* START Task input *
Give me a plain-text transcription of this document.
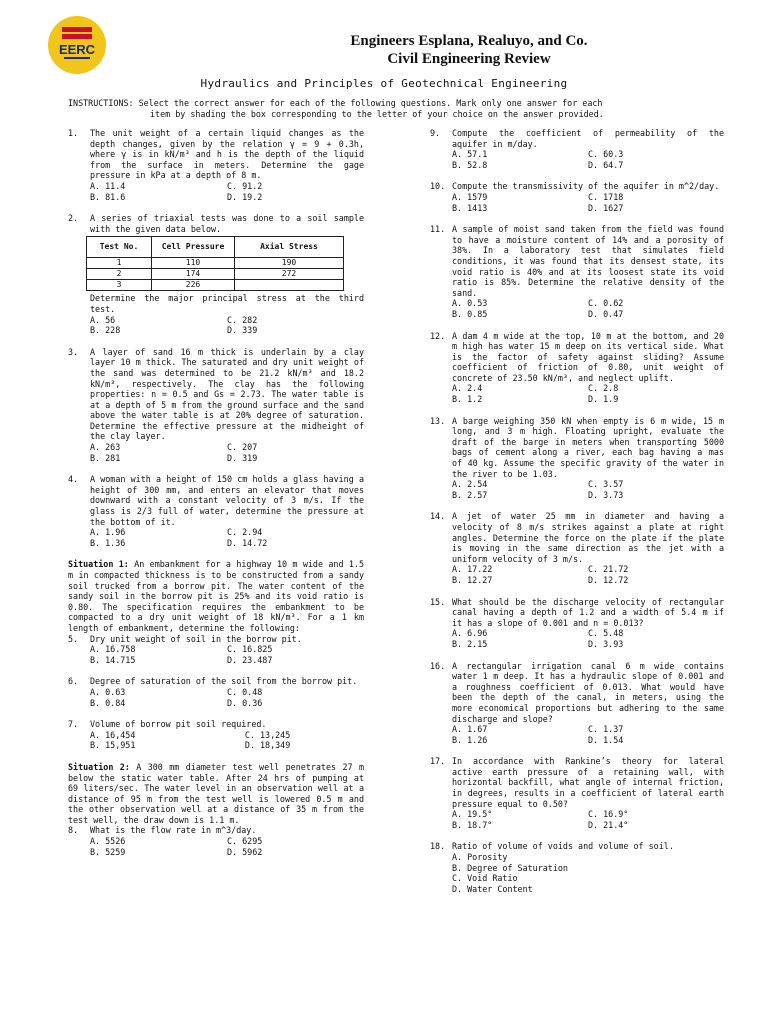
EERC
Engineers Esplana, Realuyo, and Co.
Civil Engineering Review
Hydraulics and Principles of Geotechnical Engineering
INSTRUCTIONS: Select the correct answer for each of the following questions. Mark only one answer for each
item by shading the box corresponding to the letter of your choice on the answer provided.
1.	The unit weight of a certain liquid changes as the depth changes, given by the relation γ = 9 + 0.3h, where γ is in kN/m³ and h is the depth of the liquid from the surface in meters. Determine the gage pressure in kPa at a depth of 8 m.
A. 11.4	C. 91.2
B. 81.6	D. 19.2
2.	A series of triaxial tests was done to a soil sample with the given data below.
Test No.	Cell Pressure	Axial Stress
1	110	190
2	174	272
3	226	
Determine the major principal stress at the third test.
A. 56	C. 282
B. 228	D. 339
3.	A layer of sand 16 m thick is underlain by a clay layer 10 m thick. The saturated and dry unit weight of the sand was determined to be 21.2 kN/m³ and 18.2 kN/m³, respectively. The clay has the following properties: n = 0.5 and Gs = 2.73. The water table is at a depth of 5 m from the ground surface and the sand above the water table is at 20% degree of saturation. Determine the effective pressure at the midheight of the clay layer.
A. 263	C. 207
B. 281	D. 319
4.	A woman with a height of 150 cm holds a glass having a height of 300 mm, and enters an elevator that moves downward with a constant velocity of 3 m/s. If the glass is 2/3 full of water, determine the pressure at the bottom of it.
A. 1.96	C. 2.94
B. 1.36	D. 14.72
Situation 1: An embankment for a highway 10 m wide and 1.5 m in compacted thickness is to be constructed from a sandy soil trucked from a borrow pit. The water content of the sandy soil in the borrow pit is 25% and its void ratio is 0.80. The specification requires the embankment to be compacted to a dry unit weight of 18 kN/m³. For a 1 km length of embankment, determine the following:
5.	Dry unit weight of soil in the borrow pit.
A. 16.758	C. 16.825
B. 14.715	D. 23.487
6.	Degree of saturation of the soil from the borrow pit.
A. 0.63	C. 0.48
B. 0.84	D. 0.36
7.	Volume of borrow pit soil required.
A. 16,454	C. 13,245
B. 15,951	D. 18,349
Situation 2: A 300 mm diameter test well penetrates 27 m below the static water table. After 24 hrs of pumping at 69 liters/sec. The water level in an observation well at a distance of 95 m from the test well is lowered 0.5 m and the other observation well at a distance of 35 m from the test well, the draw down is 1.1 m.
8.	What is the flow rate in m^3/day.
A. 5526	C. 6295
B. 5259	D. 5962
9.	Compute the coefficient of permeability of the aquifer in m/day.
A. 57.1	C. 60.3
B. 52.8	D. 64.7
10. Compute the transmissivity of the aquifer in m^2/day.
A. 1579	C. 1718
B. 1413	D. 1627
11. A sample of moist sand taken from the field was found to have a moisture content of 14% and a porosity of 38%. In a laboratory test that simulates field conditions, it was found that its densest state, its void ratio is 40% and at its loosest state its void ratio is 85%. Determine the relative density of the sand.
A. 0.53	C. 0.62
B. 0.85	D. 0.47
12. A dam 4 m wide at the top, 10 m at the bottom, and 20 m high has water 15 m deep on its vertical side. What is the factor of safety against sliding? Assume coefficient of friction of 0.80, unit weight of concrete of 23.50 kN/m³, and neglect uplift.
A. 2.4	C. 2.8
B. 1.2	D. 1.9
13. A barge weighing 350 kN when empty is 6 m wide, 15 m long, and 3 m high. Floating upright, evaluate the draft of the barge in meters when transporting 5000 bags of cement along a river, each bag having a mas of 40 kg. Assume the specific gravity of the water in the river to be 1.03.
A. 2.54	C. 3.57
B. 2.57	D. 3.73
14. A jet of water 25 mm in diameter and having a velocity of 8 m/s strikes against a plate at right angles. Determine the force on the plate if the plate is moving in the same direction as the jet with a uniform velocity of 3 m/s.
A. 17.22	C. 21.72
B. 12.27	D. 12.72
15. What should be the discharge velocity of rectangular canal having a depth of 1.2 and a width of 5.4 m if it has a slope of 0.001 and n = 0.013?
A. 6.96	C. 5.48
B. 2.15	D. 3.93
16. A rectangular irrigation canal 6 m wide contains water 1 m deep. It has a hydraulic slope of 0.001 and a roughness coefficient of 0.013. What would have been the depth of the canal, in meters, using the more economical proportions but adhering to the same discharge and slope?
A. 1.67	C. 1.37
B. 1.26	D. 1.54
17. In accordance with Rankine’s theory for lateral active earth pressure of a retaining wall, with horizontal backfill, what angle of internal friction, in degrees, results in a coefficient of lateral earth pressure equal to 0.50?
A. 19.5°	C. 16.9°
B. 18.7°	D. 21.4°
18. Ratio of volume of voids and volume of soil.
A. Porosity
B. Degree of Saturation
C. Void Ratio
D. Water Content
* END Task input *
To be done → Copy each line of the listing that holds the word "deep".

Result →
12. A dam 4 m wide at the top, 10 m at the bottom, and 20 m high has water 15 m deep on its vertical side. What is the factor of safety against sliding? Assume coefficient of friction of 0.80, unit weight of concrete of 23.50 kN/m³, and neglect uplift.
16. A rectangular irrigation canal 6 m wide contains water 1 m deep. It has a hydraulic slope of 0.001 and a roughness coefficient of 0.013. What would have been the depth of the canal, in meters, using the more economical proportions but adhering to the same discharge and slope?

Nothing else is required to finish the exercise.